-- START OF MATERIAL FOR THIS TASK --

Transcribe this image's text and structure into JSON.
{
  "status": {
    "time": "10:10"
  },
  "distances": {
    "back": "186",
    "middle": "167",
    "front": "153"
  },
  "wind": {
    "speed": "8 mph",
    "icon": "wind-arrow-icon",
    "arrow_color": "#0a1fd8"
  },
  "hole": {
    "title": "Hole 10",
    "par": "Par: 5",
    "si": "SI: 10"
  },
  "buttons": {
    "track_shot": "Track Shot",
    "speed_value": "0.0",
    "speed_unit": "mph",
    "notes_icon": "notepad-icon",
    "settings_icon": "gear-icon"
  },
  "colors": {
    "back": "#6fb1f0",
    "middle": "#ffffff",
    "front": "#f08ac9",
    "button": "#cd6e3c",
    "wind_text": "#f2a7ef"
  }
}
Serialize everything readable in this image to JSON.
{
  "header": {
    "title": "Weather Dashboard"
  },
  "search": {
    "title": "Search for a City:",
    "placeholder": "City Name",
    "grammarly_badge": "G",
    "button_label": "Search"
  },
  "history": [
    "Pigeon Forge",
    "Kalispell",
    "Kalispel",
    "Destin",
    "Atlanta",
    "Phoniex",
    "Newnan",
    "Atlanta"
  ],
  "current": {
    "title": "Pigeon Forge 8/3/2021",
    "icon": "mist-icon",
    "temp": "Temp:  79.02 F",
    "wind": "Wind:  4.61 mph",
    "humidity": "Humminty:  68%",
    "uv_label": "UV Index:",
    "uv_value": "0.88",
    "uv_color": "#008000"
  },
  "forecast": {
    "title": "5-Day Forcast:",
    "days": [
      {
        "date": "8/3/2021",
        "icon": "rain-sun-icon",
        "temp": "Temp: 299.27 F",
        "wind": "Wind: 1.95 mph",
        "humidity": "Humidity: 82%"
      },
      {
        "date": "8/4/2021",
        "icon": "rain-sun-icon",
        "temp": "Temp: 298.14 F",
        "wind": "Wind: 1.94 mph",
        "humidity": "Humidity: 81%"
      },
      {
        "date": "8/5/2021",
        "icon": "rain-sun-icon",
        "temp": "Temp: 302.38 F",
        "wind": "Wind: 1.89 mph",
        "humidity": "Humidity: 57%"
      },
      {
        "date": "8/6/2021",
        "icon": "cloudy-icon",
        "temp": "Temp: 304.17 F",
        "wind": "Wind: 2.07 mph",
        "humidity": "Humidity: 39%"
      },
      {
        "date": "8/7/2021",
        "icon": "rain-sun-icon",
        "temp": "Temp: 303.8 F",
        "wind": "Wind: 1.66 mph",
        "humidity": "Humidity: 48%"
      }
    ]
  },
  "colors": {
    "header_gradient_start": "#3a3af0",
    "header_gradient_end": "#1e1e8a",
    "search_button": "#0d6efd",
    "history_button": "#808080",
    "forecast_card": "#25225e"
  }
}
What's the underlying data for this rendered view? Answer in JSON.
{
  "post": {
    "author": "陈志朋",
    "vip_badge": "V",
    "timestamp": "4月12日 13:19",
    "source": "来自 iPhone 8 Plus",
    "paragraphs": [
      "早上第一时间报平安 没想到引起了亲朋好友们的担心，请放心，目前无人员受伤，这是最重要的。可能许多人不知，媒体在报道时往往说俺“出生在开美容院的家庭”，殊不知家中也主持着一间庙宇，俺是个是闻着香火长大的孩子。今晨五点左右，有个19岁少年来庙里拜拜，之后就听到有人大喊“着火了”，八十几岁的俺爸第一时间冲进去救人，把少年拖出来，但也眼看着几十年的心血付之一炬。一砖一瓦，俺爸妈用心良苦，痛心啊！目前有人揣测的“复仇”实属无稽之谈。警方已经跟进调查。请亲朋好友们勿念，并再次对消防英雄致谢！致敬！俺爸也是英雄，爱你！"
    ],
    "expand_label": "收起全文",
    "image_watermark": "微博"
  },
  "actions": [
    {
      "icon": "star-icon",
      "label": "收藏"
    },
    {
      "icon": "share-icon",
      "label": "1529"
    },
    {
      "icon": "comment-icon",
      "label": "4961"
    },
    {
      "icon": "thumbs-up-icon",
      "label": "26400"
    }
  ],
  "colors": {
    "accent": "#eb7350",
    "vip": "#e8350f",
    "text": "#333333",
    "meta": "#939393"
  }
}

-- END OF MATERIAL FOR THIS TASK --

TASK PROMPT:
Would you restate each of the entries word for word?

RESULT BELOW:
Transcribe this image's text and structure into JSON.
{
  "status": {
    "time": "10:10"
  },
  "distances": {
    "back": "186",
    "middle": "167",
    "front": "153"
  },
  "wind": {
    "speed": "8 mph",
    "icon": "wind-arrow-icon",
    "arrow_color": "#0a1fd8"
  },
  "hole": {
    "title": "Hole 10",
    "par": "Par: 5",
    "si": "SI: 10"
  },
  "buttons": {
    "track_shot": "Track Shot",
    "speed_value": "0.0",
    "speed_unit": "mph",
    "notes_icon": "notepad-icon",
    "settings_icon": "gear-icon"
  },
  "colors": {
    "back": "#6fb1f0",
    "middle": "#ffffff",
    "front": "#f08ac9",
    "button": "#cd6e3c",
    "wind_text": "#f2a7ef"
  }
}
Serialize everything readable in this image to JSON.
{
  "header": {
    "title": "Weather Dashboard"
  },
  "search": {
    "title": "Search for a City:",
    "placeholder": "City Name",
    "grammarly_badge": "G",
    "button_label": "Search"
  },
  "history": [
    "Pigeon Forge",
    "Kalispell",
    "Kalispel",
    "Destin",
    "Atlanta",
    "Phoniex",
    "Newnan",
    "Atlanta"
  ],
  "current": {
    "title": "Pigeon Forge 8/3/2021",
    "icon": "mist-icon",
    "temp": "Temp:  79.02 F",
    "wind": "Wind:  4.61 mph",
    "humidity": "Humminty:  68%",
    "uv_label": "UV Index:",
    "uv_value": "0.88",
    "uv_color": "#008000"
  },
  "forecast": {
    "title": "5-Day Forcast:",
    "days": [
      {
        "date": "8/3/2021",
        "icon": "rain-sun-icon",
        "temp": "Temp: 299.27 F",
        "wind": "Wind: 1.95 mph",
        "humidity": "Humidity: 82%"
      },
      {
        "date": "8/4/2021",
        "icon": "rain-sun-icon",
        "temp": "Temp: 298.14 F",
        "wind": "Wind: 1.94 mph",
        "humidity": "Humidity: 81%"
      },
      {
        "date": "8/5/2021",
        "icon": "rain-sun-icon",
        "temp": "Temp: 302.38 F",
        "wind": "Wind: 1.89 mph",
        "humidity": "Humidity: 57%"
      },
      {
        "date": "8/6/2021",
        "icon": "cloudy-icon",
        "temp": "Temp: 304.17 F",
        "wind": "Wind: 2.07 mph",
        "humidity": "Humidity: 39%"
      },
      {
        "date": "8/7/2021",
        "icon": "rain-sun-icon",
        "temp": "Temp: 303.8 F",
        "wind": "Wind: 1.66 mph",
        "humidity": "Humidity: 48%"
      }
    ]
  },
  "colors": {
    "header_gradient_start": "#3a3af0",
    "header_gradient_end": "#1e1e8a",
    "search_button": "#0d6efd",
    "history_button": "#808080",
    "forecast_card": "#25225e"
  }
}
What's the underlying data for this rendered view? Answer in JSON.
{
  "post": {
    "author": "陈志朋",
    "vip_badge": "V",
    "timestamp": "4月12日 13:19",
    "source": "来自 iPhone 8 Plus",
    "paragraphs": [
      "早上第一时间报平安 没想到引起了亲朋好友们的担心，请放心，目前无人员受伤，这是最重要的。可能许多人不知，媒体在报道时往往说俺“出生在开美容院的家庭”，殊不知家中也主持着一间庙宇，俺是个是闻着香火长大的孩子。今晨五点左右，有个19岁少年来庙里拜拜，之后就听到有人大喊“着火了”，八十几岁的俺爸第一时间冲进去救人，把少年拖出来，但也眼看着几十年的心血付之一炬。一砖一瓦，俺爸妈用心良苦，痛心啊！目前有人揣测的“复仇”实属无稽之谈。警方已经跟进调查。请亲朋好友们勿念，并再次对消防英雄致谢！致敬！俺爸也是英雄，爱你！"
    ],
    "expand_label": "收起全文",
    "image_watermark": "微博"
  },
  "actions": [
    {
      "icon": "star-icon",
      "label": "收藏"
    },
    {
      "icon": "share-icon",
      "label": "1529"
    },
    {
      "icon": "comment-icon",
      "label": "4961"
    },
    {
      "icon": "thumbs-up-icon",
      "label": "26400"
    }
  ],
  "colors": {
    "accent": "#eb7350",
    "vip": "#e8350f",
    "text": "#333333",
    "meta": "#939393"
  }
}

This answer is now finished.